Extracts from a graphics dataset
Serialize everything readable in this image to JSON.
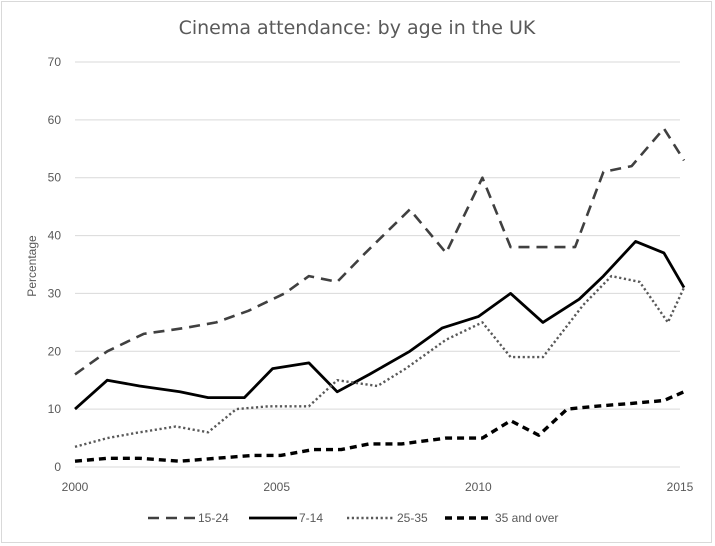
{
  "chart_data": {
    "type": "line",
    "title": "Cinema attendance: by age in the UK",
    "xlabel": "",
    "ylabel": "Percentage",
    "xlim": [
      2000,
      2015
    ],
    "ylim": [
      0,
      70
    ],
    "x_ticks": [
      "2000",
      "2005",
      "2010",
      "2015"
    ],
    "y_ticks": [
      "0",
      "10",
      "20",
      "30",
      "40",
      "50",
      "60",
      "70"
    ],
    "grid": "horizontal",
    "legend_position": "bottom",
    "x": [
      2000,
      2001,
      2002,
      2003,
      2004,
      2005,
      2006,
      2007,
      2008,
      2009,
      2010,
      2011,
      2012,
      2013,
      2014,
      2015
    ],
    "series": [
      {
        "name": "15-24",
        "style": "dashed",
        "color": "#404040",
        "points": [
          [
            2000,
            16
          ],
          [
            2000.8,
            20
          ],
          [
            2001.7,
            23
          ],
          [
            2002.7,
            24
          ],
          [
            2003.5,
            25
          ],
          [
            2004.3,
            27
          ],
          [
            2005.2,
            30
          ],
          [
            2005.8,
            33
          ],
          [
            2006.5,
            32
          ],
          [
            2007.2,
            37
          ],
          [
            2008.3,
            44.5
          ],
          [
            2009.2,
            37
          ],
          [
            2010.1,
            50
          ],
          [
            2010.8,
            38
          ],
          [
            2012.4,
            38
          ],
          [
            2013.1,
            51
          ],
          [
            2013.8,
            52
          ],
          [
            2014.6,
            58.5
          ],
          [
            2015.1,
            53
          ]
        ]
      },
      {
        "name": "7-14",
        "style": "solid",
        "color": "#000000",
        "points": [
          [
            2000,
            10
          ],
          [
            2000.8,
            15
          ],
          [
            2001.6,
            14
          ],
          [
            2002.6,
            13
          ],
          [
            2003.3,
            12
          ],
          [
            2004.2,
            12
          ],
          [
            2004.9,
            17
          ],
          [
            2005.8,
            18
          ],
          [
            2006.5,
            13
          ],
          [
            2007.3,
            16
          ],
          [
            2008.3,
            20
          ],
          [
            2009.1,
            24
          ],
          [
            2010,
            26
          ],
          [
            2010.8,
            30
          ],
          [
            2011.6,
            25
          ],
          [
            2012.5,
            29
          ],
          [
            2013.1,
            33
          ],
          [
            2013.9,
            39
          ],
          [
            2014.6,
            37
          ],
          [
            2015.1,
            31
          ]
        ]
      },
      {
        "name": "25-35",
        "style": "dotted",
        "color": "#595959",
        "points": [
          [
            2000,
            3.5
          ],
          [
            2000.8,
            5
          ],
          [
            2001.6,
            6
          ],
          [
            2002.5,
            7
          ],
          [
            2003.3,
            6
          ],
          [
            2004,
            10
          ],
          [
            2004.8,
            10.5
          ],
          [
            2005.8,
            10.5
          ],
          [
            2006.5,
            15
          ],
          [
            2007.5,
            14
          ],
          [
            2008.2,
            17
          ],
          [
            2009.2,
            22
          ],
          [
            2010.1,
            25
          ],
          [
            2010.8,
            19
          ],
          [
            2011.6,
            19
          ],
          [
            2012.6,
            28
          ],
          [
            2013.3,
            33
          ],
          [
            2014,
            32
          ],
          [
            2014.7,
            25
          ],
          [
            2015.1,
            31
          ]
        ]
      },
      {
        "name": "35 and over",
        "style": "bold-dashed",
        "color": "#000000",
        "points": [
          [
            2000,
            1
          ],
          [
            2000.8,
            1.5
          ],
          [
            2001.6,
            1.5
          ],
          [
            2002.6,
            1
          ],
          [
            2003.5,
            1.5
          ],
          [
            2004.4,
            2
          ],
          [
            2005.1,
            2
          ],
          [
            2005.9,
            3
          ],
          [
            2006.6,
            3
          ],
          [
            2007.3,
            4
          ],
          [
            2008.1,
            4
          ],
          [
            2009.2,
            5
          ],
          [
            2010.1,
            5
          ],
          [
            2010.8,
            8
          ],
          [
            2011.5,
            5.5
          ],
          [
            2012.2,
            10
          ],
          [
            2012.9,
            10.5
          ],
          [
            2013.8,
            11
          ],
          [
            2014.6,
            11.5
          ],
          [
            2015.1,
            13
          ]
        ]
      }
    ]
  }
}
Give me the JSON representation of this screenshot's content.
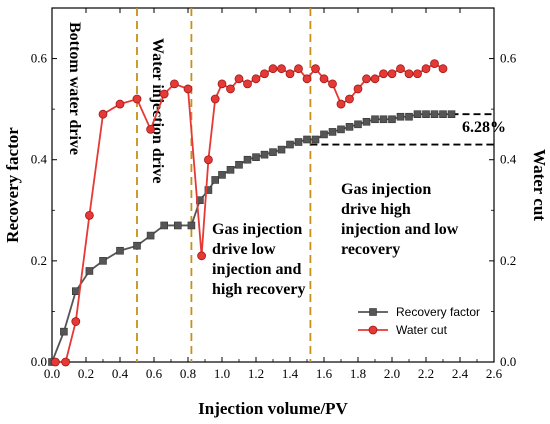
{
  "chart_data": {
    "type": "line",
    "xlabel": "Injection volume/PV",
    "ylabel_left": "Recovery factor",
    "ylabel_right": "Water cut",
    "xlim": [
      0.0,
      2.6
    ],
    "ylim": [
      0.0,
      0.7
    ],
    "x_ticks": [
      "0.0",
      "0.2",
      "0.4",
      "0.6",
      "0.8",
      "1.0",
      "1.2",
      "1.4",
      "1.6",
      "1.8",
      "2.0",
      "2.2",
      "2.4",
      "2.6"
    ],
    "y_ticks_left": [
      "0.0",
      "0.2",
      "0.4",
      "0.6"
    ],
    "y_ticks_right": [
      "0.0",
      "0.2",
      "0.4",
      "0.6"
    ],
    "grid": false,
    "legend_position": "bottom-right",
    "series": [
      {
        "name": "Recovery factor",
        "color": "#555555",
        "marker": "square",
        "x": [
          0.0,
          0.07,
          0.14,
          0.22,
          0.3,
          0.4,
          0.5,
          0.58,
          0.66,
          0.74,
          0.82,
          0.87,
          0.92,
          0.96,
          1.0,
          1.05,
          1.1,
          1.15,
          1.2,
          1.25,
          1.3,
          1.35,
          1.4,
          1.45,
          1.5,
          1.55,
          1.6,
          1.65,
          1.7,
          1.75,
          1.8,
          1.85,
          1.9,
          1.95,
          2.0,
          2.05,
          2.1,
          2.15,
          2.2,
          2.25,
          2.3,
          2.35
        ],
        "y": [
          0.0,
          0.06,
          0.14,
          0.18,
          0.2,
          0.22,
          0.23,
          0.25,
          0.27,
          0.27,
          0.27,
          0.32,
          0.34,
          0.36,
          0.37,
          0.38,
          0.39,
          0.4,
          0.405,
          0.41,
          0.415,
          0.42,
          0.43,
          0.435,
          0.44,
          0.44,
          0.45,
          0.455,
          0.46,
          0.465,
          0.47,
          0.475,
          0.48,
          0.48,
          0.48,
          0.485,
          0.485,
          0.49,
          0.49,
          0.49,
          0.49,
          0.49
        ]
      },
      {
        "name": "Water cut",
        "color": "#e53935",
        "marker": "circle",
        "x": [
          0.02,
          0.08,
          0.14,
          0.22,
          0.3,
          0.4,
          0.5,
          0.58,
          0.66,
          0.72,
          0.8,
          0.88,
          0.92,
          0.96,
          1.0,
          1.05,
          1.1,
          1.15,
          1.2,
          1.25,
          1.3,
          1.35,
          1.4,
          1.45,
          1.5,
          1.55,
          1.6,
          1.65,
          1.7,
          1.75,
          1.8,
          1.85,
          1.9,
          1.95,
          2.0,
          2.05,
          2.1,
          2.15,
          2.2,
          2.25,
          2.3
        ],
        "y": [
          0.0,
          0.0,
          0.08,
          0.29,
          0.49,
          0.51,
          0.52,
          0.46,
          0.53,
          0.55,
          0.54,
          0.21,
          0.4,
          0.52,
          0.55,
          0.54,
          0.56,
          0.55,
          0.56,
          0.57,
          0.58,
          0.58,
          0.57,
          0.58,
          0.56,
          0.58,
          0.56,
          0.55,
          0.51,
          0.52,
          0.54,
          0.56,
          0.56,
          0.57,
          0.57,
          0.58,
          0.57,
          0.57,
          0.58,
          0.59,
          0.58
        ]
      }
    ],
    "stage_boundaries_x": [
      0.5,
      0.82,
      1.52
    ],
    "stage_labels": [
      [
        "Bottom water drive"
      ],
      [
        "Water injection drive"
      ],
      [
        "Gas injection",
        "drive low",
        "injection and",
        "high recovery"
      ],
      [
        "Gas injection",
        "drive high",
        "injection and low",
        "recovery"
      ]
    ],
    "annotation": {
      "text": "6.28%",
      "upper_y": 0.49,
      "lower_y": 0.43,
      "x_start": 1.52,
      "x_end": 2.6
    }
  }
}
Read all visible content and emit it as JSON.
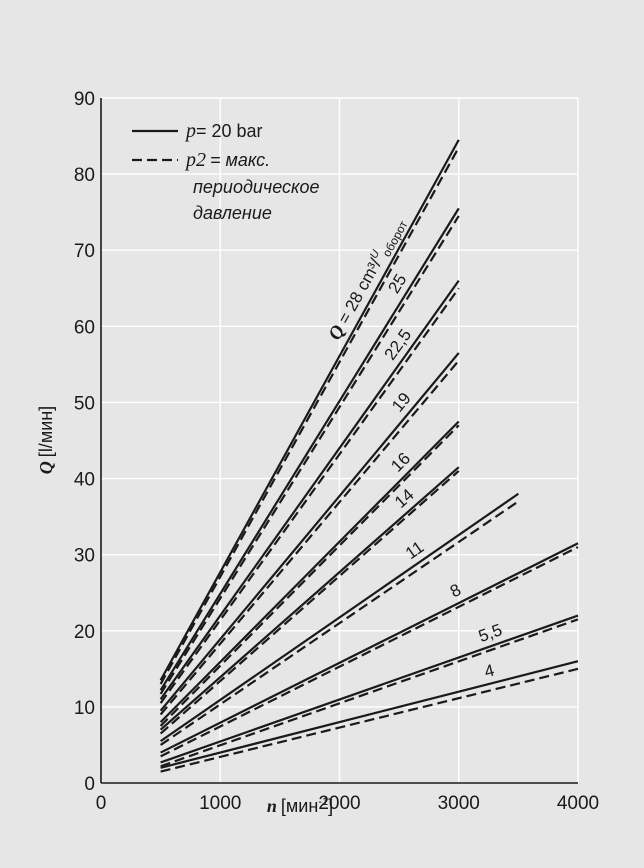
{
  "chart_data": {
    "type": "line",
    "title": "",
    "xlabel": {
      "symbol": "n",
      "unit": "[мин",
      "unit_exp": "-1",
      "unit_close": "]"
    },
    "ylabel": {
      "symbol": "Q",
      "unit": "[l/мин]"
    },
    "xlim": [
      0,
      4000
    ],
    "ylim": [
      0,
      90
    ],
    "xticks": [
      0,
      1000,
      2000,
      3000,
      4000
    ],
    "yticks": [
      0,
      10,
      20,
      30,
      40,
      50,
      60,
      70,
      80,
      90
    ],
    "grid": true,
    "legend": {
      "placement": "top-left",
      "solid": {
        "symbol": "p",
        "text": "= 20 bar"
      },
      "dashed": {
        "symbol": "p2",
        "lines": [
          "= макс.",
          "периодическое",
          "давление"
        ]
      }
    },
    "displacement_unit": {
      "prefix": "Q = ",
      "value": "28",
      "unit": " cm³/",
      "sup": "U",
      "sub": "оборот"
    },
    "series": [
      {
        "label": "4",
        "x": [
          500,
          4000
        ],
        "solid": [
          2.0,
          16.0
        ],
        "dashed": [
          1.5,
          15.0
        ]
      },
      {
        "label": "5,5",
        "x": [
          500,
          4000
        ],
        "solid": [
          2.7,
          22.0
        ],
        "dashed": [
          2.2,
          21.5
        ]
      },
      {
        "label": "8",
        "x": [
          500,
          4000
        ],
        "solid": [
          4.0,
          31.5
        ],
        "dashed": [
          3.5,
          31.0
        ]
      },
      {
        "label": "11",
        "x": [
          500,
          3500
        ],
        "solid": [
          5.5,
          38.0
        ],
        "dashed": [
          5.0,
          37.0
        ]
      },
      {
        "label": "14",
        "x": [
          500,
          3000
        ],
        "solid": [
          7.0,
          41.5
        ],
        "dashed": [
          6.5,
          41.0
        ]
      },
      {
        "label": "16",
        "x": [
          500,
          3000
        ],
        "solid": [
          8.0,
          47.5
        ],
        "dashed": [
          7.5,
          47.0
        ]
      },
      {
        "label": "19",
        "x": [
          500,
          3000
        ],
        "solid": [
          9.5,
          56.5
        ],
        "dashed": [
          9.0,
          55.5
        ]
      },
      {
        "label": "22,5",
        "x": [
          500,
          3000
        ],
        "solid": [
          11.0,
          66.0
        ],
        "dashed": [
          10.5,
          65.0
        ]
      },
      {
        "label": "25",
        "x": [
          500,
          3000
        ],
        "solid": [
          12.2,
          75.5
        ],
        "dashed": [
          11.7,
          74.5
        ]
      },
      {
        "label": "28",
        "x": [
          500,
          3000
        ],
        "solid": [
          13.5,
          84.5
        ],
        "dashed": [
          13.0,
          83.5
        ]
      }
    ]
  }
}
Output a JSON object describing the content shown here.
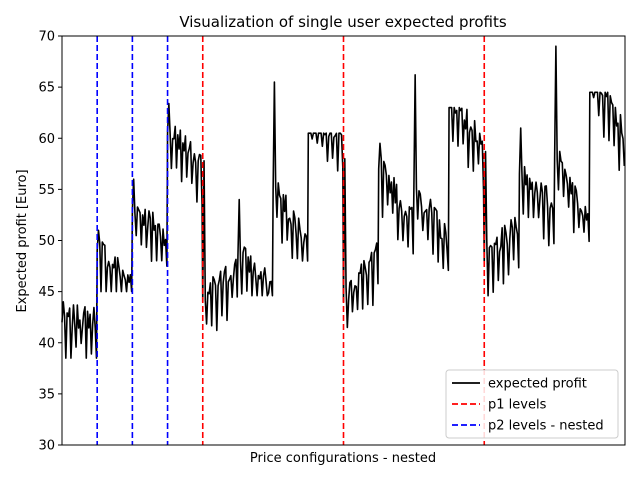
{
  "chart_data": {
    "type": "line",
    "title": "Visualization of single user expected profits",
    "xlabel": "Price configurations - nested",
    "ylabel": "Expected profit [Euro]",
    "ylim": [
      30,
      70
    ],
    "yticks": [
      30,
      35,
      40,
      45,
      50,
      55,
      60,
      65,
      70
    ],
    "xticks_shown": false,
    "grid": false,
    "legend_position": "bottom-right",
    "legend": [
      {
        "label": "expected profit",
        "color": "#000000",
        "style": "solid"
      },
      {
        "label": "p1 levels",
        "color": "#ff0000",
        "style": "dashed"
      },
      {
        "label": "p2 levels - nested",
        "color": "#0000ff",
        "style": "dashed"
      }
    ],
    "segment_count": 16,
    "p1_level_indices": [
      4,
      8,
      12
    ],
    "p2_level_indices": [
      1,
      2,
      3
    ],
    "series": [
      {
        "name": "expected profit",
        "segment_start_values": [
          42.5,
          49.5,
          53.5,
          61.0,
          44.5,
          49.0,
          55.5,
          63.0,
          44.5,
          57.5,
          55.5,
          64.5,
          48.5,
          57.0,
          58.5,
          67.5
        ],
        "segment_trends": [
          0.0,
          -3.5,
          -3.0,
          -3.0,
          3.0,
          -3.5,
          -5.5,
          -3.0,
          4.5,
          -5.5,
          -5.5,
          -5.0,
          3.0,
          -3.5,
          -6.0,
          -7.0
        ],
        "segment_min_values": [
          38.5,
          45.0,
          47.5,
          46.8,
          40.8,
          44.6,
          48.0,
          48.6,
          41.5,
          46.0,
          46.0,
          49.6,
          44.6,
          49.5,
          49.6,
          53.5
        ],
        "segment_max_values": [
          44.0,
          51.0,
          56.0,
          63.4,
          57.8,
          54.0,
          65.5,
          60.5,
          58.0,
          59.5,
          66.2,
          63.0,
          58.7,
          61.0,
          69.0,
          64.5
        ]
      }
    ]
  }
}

- **EXERCISE**
List every line above containing the word "this".

- **FULL OUTPUT**
Serialize everything readable in this image to JSON.
Give me the JSON representation of this screenshot's content.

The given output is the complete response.